§ **WHAT IS EXPECTED**
Rewrite everything from the line with "bar bbox=[1695, 379, 1747, 537]" down to the line with "bar bbox=[1376, 499, 1428, 537]", switching "bar" to "column" and leaving all else as it is.
══ MATERIAL PROVIDED
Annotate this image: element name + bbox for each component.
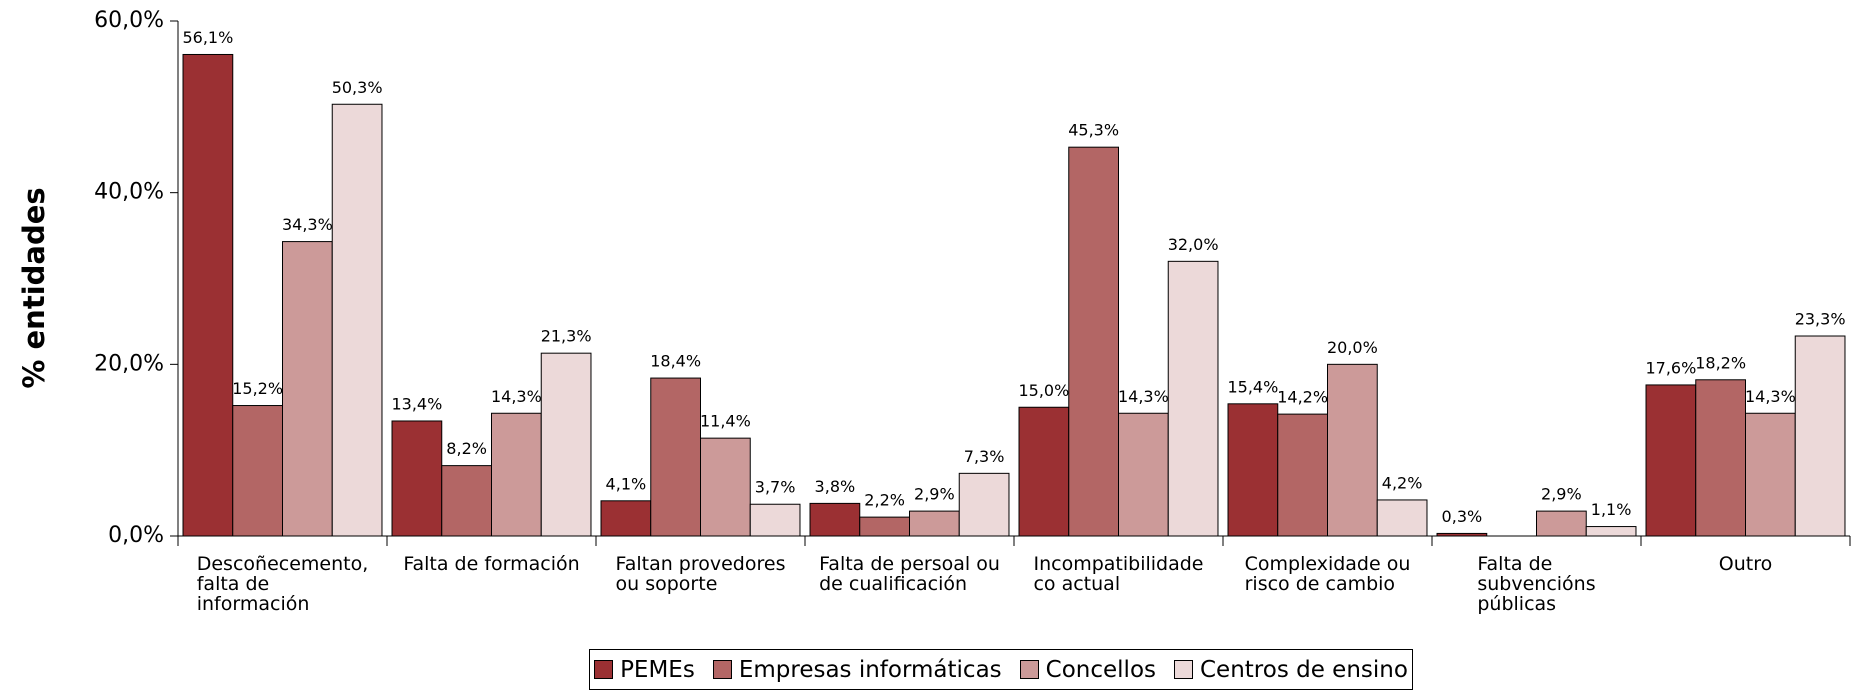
bar bbox=[1695, 379, 1747, 537]
x-tick-label: Faltan provedores ou soporte bbox=[615, 553, 786, 595]
x-tick-label-box: Falta de formación bbox=[387, 554, 596, 574]
bar bbox=[441, 465, 492, 537]
data-label: 15,4% bbox=[1227, 377, 1278, 396]
x-tick-label-box: Faltan provedores ou soporte bbox=[596, 554, 805, 594]
bar bbox=[1376, 499, 1428, 537]
legend-swatch bbox=[712, 660, 732, 679]
bar bbox=[232, 405, 283, 537]
bar bbox=[1118, 412, 1169, 537]
data-label: 14,3% bbox=[491, 387, 542, 406]
bar bbox=[1794, 335, 1846, 537]
y-tick-label: 0,0% bbox=[108, 523, 164, 548]
legend-label: Empresas informáticas bbox=[738, 656, 1002, 683]
x-tick-label: Falta de subvencións públicas bbox=[1477, 553, 1596, 615]
x-tick-label: Outro bbox=[1718, 553, 1773, 575]
x-tick-label-box: Descoñecemento, falta de información bbox=[178, 554, 387, 614]
legend-label: PEMEs bbox=[620, 656, 695, 683]
data-label: 2,9% bbox=[914, 485, 955, 504]
bar bbox=[1068, 146, 1120, 537]
x-tick-label-box: Complexidade ou risco de cambio bbox=[1223, 554, 1432, 594]
legend-item: Empresas informáticas bbox=[712, 656, 1002, 683]
data-label: 21,3% bbox=[541, 327, 592, 346]
y-tick-label: 60,0% bbox=[94, 8, 164, 33]
legend-item: PEMEs bbox=[594, 657, 695, 683]
y-axis-label: % entidades bbox=[17, 187, 51, 388]
y-tick-label: 40,0% bbox=[94, 180, 164, 205]
legend: PEMEs Empresas informáticas Concellos Centr… bbox=[589, 649, 1413, 690]
data-label: 18,4% bbox=[650, 352, 701, 371]
data-label: 14,3% bbox=[1745, 387, 1796, 406]
legend-swatch bbox=[594, 660, 614, 679]
data-label: 1,1% bbox=[1591, 500, 1632, 519]
legend-swatch bbox=[1174, 660, 1193, 679]
data-label: 4,2% bbox=[1382, 473, 1423, 492]
x-tick-label-box: Incompatibilidade co actual bbox=[1014, 554, 1223, 594]
x-tick-label: Incompatibilidade co actual bbox=[1033, 553, 1204, 595]
legend-swatch bbox=[1019, 660, 1039, 679]
data-label: 3,7% bbox=[755, 478, 796, 497]
bar bbox=[600, 500, 652, 537]
bar bbox=[1167, 260, 1219, 537]
x-tick-label-box: Falta de persoal ou de cualificación bbox=[805, 554, 1014, 594]
data-label: 14,2% bbox=[1277, 388, 1328, 407]
data-label: 15,0% bbox=[1018, 381, 1069, 400]
bar bbox=[1745, 412, 1796, 537]
x-tick-label-box: Falta de subvencións públicas bbox=[1432, 554, 1641, 614]
data-label: 7,3% bbox=[964, 447, 1005, 466]
x-tick-label: Falta de formación bbox=[403, 553, 580, 575]
legend-label: Concellos bbox=[1045, 656, 1156, 683]
bar bbox=[1227, 403, 1279, 537]
bar bbox=[700, 437, 751, 537]
data-label: 2,9% bbox=[1541, 485, 1582, 504]
y-tick-label: 20,0% bbox=[94, 351, 164, 376]
bar bbox=[1645, 384, 1697, 537]
bar bbox=[859, 516, 910, 537]
bar bbox=[958, 472, 1010, 537]
data-label: 23,3% bbox=[1795, 310, 1846, 329]
data-label: 32,0% bbox=[1168, 235, 1219, 254]
bar bbox=[540, 352, 592, 537]
bar bbox=[1018, 406, 1070, 537]
bar bbox=[282, 241, 333, 537]
x-tick-label: Complexidade ou risco de cambio bbox=[1244, 553, 1411, 595]
data-label: 11,4% bbox=[700, 412, 751, 431]
data-label: 34,3% bbox=[282, 215, 333, 234]
data-label: 20,0% bbox=[1327, 338, 1378, 357]
data-label: 45,3% bbox=[1068, 121, 1119, 140]
data-label: 3,8% bbox=[815, 477, 856, 496]
legend-item: Concellos bbox=[1019, 656, 1156, 683]
bar bbox=[1277, 413, 1329, 537]
data-label: 50,3% bbox=[332, 78, 383, 97]
data-label: 0,3% bbox=[1442, 507, 1483, 526]
legend-item: Centros de ensino bbox=[1174, 657, 1408, 683]
bar bbox=[1585, 526, 1637, 537]
bar bbox=[650, 377, 701, 537]
bar bbox=[331, 103, 383, 537]
bar bbox=[391, 420, 443, 537]
legend-label: Centros de ensino bbox=[1200, 656, 1408, 683]
data-label: 17,6% bbox=[1645, 358, 1696, 377]
bar bbox=[809, 502, 861, 537]
data-label: 14,3% bbox=[1118, 387, 1169, 406]
data-label: 15,2% bbox=[232, 379, 283, 398]
bar bbox=[1436, 532, 1488, 537]
bar bbox=[1536, 510, 1587, 537]
data-label: 2,2% bbox=[864, 491, 905, 510]
bar bbox=[182, 53, 234, 537]
bar bbox=[1327, 363, 1378, 537]
bar bbox=[749, 503, 801, 537]
data-label: 18,2% bbox=[1695, 353, 1746, 372]
data-label: 13,4% bbox=[391, 394, 442, 413]
data-label: 56,1% bbox=[182, 28, 233, 47]
bar bbox=[909, 510, 960, 537]
x-tick-label: Falta de persoal ou de cualificación bbox=[819, 553, 1000, 595]
bar bbox=[491, 412, 542, 537]
data-label: 4,1% bbox=[606, 474, 647, 493]
x-tick-label: Descoñecemento, falta de información bbox=[196, 553, 369, 615]
data-label: 8,2% bbox=[446, 439, 487, 458]
x-tick-label-box: Outro bbox=[1641, 554, 1850, 574]
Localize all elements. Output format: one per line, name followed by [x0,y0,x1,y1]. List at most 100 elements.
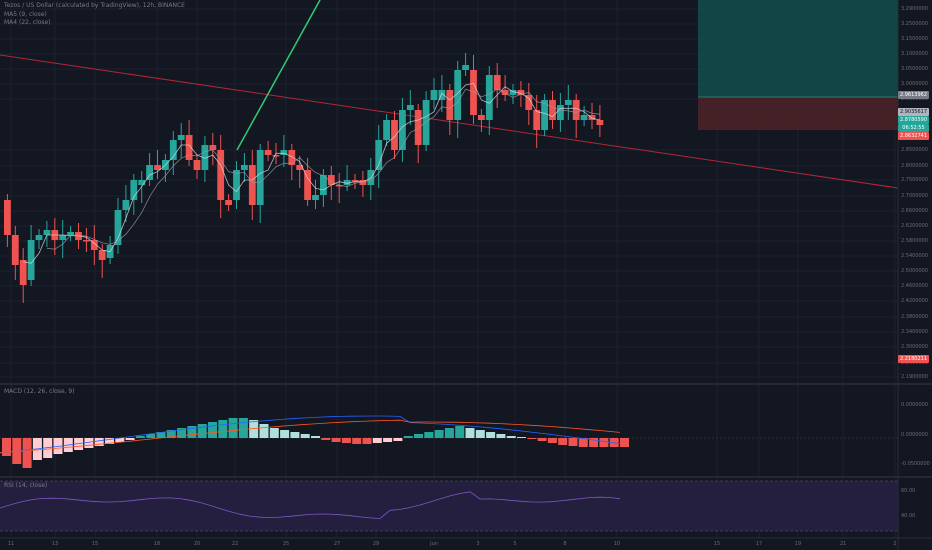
════
§ **ANSWER FOR THE TASK**
column bbox=[1695, 379, 1747, 537]
x-tick-label: Faltan provedores ou soporte bbox=[615, 553, 786, 595]
x-tick-label-box: Falta de formación bbox=[387, 554, 596, 574]
column bbox=[441, 465, 492, 537]
data-label: 15,4% bbox=[1227, 377, 1278, 396]
x-tick-label-box: Faltan provedores ou soporte bbox=[596, 554, 805, 594]
column bbox=[1376, 499, 1428, 537]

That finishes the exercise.